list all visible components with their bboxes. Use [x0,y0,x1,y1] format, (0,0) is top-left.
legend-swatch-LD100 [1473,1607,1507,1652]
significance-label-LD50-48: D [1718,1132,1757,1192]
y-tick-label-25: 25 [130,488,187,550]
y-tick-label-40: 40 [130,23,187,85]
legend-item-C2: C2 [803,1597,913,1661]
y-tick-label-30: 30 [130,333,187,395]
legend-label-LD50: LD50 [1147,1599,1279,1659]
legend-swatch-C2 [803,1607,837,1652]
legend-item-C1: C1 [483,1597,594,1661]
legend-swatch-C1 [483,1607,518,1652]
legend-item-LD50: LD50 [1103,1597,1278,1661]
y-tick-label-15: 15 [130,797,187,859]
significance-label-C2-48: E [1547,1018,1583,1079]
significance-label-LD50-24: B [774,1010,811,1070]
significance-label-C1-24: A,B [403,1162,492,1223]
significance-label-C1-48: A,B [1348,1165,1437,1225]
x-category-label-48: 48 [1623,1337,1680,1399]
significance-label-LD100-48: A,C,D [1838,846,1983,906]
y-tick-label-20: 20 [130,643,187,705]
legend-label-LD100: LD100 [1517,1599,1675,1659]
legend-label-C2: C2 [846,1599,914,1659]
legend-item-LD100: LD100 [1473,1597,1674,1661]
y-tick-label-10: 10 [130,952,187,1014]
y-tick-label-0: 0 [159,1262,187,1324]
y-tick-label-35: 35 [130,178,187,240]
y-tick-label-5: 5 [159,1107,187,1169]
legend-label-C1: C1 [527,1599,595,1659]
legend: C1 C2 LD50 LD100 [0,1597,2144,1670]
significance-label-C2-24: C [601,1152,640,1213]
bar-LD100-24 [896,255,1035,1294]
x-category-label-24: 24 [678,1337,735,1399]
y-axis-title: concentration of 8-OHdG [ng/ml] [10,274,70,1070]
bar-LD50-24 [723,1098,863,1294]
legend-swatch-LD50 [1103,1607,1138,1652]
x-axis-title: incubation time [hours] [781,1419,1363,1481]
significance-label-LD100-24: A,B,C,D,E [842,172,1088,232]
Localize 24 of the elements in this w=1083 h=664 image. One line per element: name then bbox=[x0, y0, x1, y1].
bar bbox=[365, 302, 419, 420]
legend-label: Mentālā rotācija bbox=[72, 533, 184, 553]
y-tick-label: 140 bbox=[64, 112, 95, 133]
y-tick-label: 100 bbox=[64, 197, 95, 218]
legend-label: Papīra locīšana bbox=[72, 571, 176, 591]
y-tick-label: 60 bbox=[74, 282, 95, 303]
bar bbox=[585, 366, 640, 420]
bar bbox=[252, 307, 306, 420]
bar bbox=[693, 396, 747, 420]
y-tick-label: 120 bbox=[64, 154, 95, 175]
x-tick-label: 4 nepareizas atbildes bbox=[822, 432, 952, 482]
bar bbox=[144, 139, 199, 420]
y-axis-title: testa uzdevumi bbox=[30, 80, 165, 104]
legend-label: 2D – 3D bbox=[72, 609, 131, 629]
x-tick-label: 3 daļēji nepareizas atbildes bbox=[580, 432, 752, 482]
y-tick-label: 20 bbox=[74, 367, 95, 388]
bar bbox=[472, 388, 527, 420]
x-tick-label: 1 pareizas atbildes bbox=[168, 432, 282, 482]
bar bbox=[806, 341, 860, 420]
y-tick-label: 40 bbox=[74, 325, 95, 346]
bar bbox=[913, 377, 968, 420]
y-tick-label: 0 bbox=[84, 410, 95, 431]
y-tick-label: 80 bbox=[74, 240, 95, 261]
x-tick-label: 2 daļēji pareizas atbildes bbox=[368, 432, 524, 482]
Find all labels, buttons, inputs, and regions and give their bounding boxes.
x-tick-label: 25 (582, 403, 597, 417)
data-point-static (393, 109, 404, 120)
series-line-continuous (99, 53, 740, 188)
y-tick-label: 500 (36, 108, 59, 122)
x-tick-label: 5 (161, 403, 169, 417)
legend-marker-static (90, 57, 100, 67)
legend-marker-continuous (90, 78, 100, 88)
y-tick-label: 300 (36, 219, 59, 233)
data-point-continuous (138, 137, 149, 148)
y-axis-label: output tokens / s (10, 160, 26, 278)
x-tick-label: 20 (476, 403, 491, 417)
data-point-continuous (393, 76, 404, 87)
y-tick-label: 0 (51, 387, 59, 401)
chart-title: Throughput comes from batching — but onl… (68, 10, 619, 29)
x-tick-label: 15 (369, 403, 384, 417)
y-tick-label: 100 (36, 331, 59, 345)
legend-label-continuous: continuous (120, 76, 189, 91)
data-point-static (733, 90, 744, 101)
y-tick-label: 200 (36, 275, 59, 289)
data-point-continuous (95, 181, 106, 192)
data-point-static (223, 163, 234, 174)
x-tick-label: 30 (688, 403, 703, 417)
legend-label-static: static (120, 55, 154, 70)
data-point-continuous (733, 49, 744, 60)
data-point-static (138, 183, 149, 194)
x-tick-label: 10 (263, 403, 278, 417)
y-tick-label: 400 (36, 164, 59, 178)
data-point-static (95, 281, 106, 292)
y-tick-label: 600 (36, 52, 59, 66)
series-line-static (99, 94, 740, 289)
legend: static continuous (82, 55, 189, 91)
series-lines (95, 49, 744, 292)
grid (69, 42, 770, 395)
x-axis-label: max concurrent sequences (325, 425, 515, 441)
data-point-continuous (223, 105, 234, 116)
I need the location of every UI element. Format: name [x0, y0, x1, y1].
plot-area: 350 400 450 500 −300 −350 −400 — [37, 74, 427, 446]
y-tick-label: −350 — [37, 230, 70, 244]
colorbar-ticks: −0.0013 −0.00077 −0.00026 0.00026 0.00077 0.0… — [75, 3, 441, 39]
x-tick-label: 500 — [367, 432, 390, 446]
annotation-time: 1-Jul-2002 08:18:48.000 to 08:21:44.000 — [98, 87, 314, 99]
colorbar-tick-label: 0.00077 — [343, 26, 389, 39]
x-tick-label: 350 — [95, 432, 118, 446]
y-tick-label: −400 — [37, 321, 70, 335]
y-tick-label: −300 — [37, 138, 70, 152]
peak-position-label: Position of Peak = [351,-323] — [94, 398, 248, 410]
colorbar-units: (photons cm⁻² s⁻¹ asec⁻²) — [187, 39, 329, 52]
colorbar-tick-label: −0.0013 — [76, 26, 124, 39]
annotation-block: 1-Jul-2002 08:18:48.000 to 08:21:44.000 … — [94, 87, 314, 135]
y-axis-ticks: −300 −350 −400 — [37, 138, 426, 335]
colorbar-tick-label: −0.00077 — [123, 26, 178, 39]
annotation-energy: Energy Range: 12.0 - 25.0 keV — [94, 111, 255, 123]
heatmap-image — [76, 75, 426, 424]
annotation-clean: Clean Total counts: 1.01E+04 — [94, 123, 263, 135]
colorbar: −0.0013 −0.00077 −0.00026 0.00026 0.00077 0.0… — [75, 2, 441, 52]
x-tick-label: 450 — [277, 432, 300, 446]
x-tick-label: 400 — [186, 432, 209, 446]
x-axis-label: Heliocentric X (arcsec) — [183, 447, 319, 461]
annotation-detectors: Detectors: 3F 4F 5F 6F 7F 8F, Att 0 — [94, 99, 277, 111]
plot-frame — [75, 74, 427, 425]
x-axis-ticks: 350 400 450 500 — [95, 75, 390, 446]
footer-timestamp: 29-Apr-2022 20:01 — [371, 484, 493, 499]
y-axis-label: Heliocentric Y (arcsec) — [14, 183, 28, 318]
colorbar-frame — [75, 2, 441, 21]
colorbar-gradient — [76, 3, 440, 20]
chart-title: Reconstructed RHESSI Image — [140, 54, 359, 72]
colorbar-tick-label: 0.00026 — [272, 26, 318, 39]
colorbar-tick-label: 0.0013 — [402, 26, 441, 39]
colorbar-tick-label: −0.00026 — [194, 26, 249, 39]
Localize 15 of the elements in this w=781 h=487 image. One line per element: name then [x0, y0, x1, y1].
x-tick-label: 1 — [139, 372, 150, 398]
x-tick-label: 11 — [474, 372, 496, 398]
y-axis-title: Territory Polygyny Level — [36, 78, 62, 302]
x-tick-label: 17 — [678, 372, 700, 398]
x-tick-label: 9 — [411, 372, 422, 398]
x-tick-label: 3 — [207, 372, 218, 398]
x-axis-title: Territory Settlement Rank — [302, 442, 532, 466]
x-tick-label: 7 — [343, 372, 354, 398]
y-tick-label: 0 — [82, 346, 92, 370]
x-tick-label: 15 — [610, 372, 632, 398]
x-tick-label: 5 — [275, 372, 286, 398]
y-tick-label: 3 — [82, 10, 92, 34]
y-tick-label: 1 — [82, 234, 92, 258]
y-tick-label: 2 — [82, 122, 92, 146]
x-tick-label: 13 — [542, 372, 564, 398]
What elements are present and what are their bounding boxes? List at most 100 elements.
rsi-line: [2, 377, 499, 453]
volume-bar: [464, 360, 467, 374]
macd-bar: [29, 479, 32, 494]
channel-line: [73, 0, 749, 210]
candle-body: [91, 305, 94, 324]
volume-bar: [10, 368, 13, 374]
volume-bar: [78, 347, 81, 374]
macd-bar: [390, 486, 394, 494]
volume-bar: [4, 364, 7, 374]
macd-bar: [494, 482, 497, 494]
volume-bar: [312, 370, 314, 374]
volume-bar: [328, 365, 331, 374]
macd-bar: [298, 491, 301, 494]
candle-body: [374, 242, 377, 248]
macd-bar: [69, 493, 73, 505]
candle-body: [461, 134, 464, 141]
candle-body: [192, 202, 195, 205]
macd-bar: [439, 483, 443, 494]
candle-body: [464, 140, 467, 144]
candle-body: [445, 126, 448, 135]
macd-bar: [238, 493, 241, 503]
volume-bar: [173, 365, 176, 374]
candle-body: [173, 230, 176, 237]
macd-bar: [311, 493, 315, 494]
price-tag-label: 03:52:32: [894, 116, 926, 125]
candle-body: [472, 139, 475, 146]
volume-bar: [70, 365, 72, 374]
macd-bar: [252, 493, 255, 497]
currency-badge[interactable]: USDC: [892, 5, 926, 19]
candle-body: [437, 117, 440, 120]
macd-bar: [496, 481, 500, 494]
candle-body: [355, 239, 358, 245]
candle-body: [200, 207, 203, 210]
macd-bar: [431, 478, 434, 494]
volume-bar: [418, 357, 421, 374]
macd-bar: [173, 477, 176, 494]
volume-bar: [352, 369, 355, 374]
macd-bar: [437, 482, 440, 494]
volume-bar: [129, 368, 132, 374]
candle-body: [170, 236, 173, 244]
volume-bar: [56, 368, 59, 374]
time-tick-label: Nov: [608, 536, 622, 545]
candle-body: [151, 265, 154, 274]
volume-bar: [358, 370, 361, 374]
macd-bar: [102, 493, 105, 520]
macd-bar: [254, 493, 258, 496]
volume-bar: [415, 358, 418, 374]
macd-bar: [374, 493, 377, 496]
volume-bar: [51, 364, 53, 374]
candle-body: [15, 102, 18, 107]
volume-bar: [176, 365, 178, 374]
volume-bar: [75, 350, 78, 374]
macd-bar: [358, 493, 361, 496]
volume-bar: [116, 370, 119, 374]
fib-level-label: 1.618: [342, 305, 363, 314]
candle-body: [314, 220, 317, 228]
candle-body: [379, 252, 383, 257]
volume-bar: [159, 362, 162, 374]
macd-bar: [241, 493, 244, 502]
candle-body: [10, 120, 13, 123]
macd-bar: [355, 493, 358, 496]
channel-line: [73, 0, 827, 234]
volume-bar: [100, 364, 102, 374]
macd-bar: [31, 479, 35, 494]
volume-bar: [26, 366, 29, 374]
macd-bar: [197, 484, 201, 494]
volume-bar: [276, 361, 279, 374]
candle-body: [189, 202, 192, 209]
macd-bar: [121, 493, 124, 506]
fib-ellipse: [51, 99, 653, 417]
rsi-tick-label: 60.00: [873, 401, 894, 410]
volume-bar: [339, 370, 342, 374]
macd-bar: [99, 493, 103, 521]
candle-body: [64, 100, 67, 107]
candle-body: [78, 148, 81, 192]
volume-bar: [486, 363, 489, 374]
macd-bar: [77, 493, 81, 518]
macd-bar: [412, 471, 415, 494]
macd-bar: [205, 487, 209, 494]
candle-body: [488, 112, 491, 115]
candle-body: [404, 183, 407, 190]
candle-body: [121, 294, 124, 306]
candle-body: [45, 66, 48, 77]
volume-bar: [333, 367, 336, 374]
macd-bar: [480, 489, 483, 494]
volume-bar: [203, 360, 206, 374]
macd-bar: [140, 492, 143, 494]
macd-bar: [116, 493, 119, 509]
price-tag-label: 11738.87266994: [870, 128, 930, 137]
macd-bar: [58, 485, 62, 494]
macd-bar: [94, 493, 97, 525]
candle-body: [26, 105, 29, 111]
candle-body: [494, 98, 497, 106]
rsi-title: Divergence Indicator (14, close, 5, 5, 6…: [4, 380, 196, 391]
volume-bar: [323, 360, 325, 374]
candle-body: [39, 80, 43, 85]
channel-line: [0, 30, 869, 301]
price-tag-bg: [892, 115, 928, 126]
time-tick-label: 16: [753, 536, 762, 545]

◆ EXERCISE INSTRUCTIONS
Count the lines in the material above that contain the string "series", matching case exactly, and reply with only that number.

◆ OUTPUT BELOW
3